WHAT YOU HAVE TO DO: List every line in this data where the string "marker" occurs.

INFORMATION SUPPLIED:
# # # # # # #
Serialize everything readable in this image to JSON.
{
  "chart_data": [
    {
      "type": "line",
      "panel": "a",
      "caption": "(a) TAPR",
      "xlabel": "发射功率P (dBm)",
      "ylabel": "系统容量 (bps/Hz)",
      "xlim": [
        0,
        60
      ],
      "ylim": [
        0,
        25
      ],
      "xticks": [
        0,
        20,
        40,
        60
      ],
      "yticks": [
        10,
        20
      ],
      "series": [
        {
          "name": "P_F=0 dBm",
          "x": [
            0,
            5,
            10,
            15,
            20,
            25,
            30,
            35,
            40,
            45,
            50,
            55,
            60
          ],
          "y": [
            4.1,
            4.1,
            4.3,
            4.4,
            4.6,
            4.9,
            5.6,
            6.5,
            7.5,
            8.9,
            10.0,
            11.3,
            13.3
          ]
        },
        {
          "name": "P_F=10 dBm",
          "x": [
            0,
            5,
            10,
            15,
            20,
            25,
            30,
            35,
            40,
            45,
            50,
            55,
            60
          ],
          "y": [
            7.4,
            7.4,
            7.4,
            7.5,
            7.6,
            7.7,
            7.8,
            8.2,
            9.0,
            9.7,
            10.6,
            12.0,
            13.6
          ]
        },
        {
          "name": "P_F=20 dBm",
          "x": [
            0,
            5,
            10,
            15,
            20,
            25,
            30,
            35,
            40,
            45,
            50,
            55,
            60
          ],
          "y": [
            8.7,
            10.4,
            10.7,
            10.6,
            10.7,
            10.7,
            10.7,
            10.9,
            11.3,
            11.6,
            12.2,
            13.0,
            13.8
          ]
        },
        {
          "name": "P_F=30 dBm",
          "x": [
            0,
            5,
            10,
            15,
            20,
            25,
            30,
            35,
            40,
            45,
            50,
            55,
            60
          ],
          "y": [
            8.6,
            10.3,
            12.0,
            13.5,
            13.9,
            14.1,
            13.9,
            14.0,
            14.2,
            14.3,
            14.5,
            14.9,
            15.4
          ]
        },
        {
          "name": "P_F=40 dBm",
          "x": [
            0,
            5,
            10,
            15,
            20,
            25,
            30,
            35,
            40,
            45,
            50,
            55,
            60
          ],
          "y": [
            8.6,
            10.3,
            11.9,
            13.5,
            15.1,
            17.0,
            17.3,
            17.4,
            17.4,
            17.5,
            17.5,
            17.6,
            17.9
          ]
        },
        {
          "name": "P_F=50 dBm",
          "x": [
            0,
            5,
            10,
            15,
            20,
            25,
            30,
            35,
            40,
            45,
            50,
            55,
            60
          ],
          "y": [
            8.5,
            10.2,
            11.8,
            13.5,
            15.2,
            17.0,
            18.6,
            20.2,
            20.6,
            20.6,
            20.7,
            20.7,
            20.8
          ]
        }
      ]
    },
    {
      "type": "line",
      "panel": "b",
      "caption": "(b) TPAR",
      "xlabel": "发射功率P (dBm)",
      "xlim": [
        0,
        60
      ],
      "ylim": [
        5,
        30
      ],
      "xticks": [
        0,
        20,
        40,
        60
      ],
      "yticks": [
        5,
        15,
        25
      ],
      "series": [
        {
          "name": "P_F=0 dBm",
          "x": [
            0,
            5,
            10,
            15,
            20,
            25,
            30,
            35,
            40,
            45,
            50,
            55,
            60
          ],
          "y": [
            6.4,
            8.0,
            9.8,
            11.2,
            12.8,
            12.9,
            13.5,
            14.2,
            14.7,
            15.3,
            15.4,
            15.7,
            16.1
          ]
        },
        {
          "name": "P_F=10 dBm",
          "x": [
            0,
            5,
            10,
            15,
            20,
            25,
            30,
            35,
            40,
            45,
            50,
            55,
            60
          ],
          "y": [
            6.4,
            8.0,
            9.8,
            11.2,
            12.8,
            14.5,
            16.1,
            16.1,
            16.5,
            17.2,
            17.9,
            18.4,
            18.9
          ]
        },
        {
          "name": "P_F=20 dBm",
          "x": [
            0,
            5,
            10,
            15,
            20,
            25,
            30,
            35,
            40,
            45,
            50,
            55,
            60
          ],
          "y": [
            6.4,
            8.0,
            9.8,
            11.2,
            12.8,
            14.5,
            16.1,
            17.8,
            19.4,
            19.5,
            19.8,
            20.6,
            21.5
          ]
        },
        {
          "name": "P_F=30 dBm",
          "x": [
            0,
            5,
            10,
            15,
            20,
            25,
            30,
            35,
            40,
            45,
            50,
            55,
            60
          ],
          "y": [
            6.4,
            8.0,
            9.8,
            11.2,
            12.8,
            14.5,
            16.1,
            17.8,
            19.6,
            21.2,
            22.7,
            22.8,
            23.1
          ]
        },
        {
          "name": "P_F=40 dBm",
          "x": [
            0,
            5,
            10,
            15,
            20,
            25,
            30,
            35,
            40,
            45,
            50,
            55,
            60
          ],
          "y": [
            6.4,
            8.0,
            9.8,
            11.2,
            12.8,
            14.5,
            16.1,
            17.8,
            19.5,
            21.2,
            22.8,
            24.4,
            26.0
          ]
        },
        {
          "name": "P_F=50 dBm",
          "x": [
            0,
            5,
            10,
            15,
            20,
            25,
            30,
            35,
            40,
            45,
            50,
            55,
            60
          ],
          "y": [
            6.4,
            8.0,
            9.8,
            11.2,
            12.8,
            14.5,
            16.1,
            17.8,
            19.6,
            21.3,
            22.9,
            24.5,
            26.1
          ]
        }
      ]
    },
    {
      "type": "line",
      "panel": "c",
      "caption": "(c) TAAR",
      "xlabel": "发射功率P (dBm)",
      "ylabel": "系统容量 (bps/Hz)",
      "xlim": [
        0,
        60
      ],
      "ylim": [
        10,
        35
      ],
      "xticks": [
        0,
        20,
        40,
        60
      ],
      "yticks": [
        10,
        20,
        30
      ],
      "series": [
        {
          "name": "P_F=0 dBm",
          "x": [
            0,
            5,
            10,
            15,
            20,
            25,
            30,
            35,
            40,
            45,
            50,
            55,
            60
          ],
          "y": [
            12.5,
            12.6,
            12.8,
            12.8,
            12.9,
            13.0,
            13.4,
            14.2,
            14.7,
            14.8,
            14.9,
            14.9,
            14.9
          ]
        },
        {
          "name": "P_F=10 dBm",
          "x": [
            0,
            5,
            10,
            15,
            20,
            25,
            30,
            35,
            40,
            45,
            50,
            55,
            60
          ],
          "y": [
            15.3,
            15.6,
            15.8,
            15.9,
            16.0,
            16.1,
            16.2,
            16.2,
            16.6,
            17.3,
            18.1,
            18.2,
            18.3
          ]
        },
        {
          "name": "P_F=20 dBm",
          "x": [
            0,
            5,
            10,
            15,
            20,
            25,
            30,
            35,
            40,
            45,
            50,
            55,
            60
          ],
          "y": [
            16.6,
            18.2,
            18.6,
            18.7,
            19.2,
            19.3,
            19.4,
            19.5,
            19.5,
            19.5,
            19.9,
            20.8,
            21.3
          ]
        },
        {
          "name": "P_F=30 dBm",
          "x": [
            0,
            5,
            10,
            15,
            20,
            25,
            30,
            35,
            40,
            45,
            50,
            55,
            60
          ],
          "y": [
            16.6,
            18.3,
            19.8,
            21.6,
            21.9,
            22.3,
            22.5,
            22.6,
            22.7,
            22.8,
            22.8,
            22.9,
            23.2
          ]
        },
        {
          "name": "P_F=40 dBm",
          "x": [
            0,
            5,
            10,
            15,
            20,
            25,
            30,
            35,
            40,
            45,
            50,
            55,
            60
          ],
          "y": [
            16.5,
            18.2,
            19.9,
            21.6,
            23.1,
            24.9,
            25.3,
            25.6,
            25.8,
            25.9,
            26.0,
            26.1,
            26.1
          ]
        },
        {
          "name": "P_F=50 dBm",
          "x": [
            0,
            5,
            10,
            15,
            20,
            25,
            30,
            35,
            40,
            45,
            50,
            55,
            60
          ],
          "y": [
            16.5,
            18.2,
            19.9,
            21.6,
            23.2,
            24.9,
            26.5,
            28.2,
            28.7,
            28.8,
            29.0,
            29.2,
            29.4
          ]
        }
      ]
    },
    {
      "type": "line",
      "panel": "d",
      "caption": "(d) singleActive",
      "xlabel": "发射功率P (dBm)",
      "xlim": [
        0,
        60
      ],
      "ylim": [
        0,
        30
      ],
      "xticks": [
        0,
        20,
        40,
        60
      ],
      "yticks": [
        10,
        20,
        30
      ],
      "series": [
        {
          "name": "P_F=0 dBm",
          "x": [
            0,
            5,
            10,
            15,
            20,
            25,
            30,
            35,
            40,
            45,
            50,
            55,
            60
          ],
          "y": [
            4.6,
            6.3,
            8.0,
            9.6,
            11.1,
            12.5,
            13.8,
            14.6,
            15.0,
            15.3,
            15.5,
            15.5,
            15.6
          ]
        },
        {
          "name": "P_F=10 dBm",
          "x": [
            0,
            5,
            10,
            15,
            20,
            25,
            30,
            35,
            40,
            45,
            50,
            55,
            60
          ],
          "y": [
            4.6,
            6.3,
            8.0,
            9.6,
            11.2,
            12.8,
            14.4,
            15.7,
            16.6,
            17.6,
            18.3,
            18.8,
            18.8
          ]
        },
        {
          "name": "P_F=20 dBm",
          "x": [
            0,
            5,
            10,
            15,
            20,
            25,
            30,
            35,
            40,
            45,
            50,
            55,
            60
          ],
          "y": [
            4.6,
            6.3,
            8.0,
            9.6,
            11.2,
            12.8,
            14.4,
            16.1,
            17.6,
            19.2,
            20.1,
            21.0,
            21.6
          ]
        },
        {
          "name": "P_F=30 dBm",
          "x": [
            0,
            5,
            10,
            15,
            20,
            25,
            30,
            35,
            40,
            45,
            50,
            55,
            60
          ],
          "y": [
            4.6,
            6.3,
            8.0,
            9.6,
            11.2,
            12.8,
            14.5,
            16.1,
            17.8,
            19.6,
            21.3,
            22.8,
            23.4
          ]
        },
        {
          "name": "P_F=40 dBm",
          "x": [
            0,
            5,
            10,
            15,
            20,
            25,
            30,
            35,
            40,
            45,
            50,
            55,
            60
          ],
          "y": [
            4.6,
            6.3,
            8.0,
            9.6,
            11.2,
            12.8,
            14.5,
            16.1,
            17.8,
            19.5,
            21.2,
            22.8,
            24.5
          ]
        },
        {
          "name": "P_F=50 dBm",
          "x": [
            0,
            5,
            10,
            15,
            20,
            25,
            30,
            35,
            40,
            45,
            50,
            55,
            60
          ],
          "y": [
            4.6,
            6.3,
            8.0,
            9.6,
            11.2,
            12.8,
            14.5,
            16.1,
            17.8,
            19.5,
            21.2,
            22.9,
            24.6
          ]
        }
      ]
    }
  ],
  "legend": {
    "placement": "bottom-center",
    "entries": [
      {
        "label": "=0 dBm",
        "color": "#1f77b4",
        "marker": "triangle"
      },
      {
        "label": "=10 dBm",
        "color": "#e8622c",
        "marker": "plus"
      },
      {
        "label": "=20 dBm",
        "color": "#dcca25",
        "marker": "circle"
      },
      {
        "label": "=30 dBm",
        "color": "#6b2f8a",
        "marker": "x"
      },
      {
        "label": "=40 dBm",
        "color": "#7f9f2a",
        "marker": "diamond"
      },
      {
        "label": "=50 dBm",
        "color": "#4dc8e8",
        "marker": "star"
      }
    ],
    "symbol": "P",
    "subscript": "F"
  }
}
# # # # # # #
FINAL ANSWER:
        "marker": "triangle"
        "marker": "plus"
        "marker": "circle"
        "marker": "x"
        "marker": "diamond"
        "marker": "star"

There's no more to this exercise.